Records that describe figures

= = =

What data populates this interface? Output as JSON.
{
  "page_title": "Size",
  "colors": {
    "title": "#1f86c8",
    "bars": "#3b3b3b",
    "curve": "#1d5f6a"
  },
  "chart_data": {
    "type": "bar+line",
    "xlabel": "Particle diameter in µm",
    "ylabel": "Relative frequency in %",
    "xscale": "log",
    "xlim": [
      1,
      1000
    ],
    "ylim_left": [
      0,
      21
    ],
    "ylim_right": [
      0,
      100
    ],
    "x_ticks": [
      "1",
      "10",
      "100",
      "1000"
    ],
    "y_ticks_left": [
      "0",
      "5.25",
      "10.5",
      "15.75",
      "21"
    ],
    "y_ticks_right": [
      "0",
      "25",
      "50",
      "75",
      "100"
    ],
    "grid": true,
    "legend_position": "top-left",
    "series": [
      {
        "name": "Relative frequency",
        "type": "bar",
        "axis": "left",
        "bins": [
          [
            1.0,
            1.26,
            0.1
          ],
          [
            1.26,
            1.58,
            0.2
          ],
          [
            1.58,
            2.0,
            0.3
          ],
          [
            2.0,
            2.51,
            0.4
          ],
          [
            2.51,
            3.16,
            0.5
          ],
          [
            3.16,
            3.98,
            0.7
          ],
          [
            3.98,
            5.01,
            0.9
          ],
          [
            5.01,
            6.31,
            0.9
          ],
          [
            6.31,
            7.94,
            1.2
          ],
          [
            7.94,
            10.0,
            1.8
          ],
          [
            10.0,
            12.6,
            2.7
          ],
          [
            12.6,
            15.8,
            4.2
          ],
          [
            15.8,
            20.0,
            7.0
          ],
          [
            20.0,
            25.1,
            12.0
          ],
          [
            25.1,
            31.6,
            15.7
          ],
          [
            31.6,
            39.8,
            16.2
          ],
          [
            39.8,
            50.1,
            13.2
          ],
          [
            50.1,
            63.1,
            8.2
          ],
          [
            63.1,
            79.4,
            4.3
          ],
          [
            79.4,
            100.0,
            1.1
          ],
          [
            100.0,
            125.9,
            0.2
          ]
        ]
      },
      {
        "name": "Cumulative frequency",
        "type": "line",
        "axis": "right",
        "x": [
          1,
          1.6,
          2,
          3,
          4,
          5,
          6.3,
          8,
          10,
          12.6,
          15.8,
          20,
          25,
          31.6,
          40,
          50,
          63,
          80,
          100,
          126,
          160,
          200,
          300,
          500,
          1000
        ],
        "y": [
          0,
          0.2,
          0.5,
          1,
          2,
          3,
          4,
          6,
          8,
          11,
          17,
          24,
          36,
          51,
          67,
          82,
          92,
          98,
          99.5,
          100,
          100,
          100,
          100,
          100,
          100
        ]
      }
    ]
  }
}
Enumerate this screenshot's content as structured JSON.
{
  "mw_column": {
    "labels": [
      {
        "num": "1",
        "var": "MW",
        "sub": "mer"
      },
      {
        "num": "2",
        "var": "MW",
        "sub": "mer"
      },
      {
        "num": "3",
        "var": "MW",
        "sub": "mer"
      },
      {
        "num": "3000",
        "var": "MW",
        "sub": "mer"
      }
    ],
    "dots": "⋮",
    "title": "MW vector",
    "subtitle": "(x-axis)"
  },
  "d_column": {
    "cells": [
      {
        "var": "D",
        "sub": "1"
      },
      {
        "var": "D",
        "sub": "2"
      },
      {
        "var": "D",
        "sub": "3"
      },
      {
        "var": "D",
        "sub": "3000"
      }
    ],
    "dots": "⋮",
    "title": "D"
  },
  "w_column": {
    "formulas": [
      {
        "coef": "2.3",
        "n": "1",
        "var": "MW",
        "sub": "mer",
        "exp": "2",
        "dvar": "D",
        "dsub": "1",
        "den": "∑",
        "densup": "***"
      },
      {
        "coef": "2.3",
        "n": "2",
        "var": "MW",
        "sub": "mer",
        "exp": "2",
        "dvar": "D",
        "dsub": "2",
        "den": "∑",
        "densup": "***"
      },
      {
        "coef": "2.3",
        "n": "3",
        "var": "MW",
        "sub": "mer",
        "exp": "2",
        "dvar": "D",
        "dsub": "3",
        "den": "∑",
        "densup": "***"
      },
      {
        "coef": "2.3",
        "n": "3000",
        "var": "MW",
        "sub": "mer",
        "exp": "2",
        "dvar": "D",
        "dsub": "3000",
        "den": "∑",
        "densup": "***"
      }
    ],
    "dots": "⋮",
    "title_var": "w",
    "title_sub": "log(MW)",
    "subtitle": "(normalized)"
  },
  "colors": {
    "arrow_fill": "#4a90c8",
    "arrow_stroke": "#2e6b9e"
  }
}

= = =

## What is being asked
Each line of the material above must be retyped precisely.

## The reply
What data populates this interface? Output as JSON.
{
  "page_title": "Size",
  "colors": {
    "title": "#1f86c8",
    "bars": "#3b3b3b",
    "curve": "#1d5f6a"
  },
  "chart_data": {
    "type": "bar+line",
    "xlabel": "Particle diameter in µm",
    "ylabel": "Relative frequency in %",
    "xscale": "log",
    "xlim": [
      1,
      1000
    ],
    "ylim_left": [
      0,
      21
    ],
    "ylim_right": [
      0,
      100
    ],
    "x_ticks": [
      "1",
      "10",
      "100",
      "1000"
    ],
    "y_ticks_left": [
      "0",
      "5.25",
      "10.5",
      "15.75",
      "21"
    ],
    "y_ticks_right": [
      "0",
      "25",
      "50",
      "75",
      "100"
    ],
    "grid": true,
    "legend_position": "top-left",
    "series": [
      {
        "name": "Relative frequency",
        "type": "bar",
        "axis": "left",
        "bins": [
          [
            1.0,
            1.26,
            0.1
          ],
          [
            1.26,
            1.58,
            0.2
          ],
          [
            1.58,
            2.0,
            0.3
          ],
          [
            2.0,
            2.51,
            0.4
          ],
          [
            2.51,
            3.16,
            0.5
          ],
          [
            3.16,
            3.98,
            0.7
          ],
          [
            3.98,
            5.01,
            0.9
          ],
          [
            5.01,
            6.31,
            0.9
          ],
          [
            6.31,
            7.94,
            1.2
          ],
          [
            7.94,
            10.0,
            1.8
          ],
          [
            10.0,
            12.6,
            2.7
          ],
          [
            12.6,
            15.8,
            4.2
          ],
          [
            15.8,
            20.0,
            7.0
          ],
          [
            20.0,
            25.1,
            12.0
          ],
          [
            25.1,
            31.6,
            15.7
          ],
          [
            31.6,
            39.8,
            16.2
          ],
          [
            39.8,
            50.1,
            13.2
          ],
          [
            50.1,
            63.1,
            8.2
          ],
          [
            63.1,
            79.4,
            4.3
          ],
          [
            79.4,
            100.0,
            1.1
          ],
          [
            100.0,
            125.9,
            0.2
          ]
        ]
      },
      {
        "name": "Cumulative frequency",
        "type": "line",
        "axis": "right",
        "x": [
          1,
          1.6,
          2,
          3,
          4,
          5,
          6.3,
          8,
          10,
          12.6,
          15.8,
          20,
          25,
          31.6,
          40,
          50,
          63,
          80,
          100,
          126,
          160,
          200,
          300,
          500,
          1000
        ],
        "y": [
          0,
          0.2,
          0.5,
          1,
          2,
          3,
          4,
          6,
          8,
          11,
          17,
          24,
          36,
          51,
          67,
          82,
          92,
          98,
          99.5,
          100,
          100,
          100,
          100,
          100,
          100
        ]
      }
    ]
  }
}
Enumerate this screenshot's content as structured JSON.
{
  "mw_column": {
    "labels": [
      {
        "num": "1",
        "var": "MW",
        "sub": "mer"
      },
      {
        "num": "2",
        "var": "MW",
        "sub": "mer"
      },
      {
        "num": "3",
        "var": "MW",
        "sub": "mer"
      },
      {
        "num": "3000",
        "var": "MW",
        "sub": "mer"
      }
    ],
    "dots": "⋮",
    "title": "MW vector",
    "subtitle": "(x-axis)"
  },
  "d_column": {
    "cells": [
      {
        "var": "D",
        "sub": "1"
      },
      {
        "var": "D",
        "sub": "2"
      },
      {
        "var": "D",
        "sub": "3"
      },
      {
        "var": "D",
        "sub": "3000"
      }
    ],
    "dots": "⋮",
    "title": "D"
  },
  "w_column": {
    "formulas": [
      {
        "coef": "2.3",
        "n": "1",
        "var": "MW",
        "sub": "mer",
        "exp": "2",
        "dvar": "D",
        "dsub": "1",
        "den": "∑",
        "densup": "***"
      },
      {
        "coef": "2.3",
        "n": "2",
        "var": "MW",
        "sub": "mer",
        "exp": "2",
        "dvar": "D",
        "dsub": "2",
        "den": "∑",
        "densup": "***"
      },
      {
        "coef": "2.3",
        "n": "3",
        "var": "MW",
        "sub": "mer",
        "exp": "2",
        "dvar": "D",
        "dsub": "3",
        "den": "∑",
        "densup": "***"
      },
      {
        "coef": "2.3",
        "n": "3000",
        "var": "MW",
        "sub": "mer",
        "exp": "2",
        "dvar": "D",
        "dsub": "3000",
        "den": "∑",
        "densup": "***"
      }
    ],
    "dots": "⋮",
    "title_var": "w",
    "title_sub": "log(MW)",
    "subtitle": "(normalized)"
  },
  "colors": {
    "arrow_fill": "#4a90c8",
    "arrow_stroke": "#2e6b9e"
  }
}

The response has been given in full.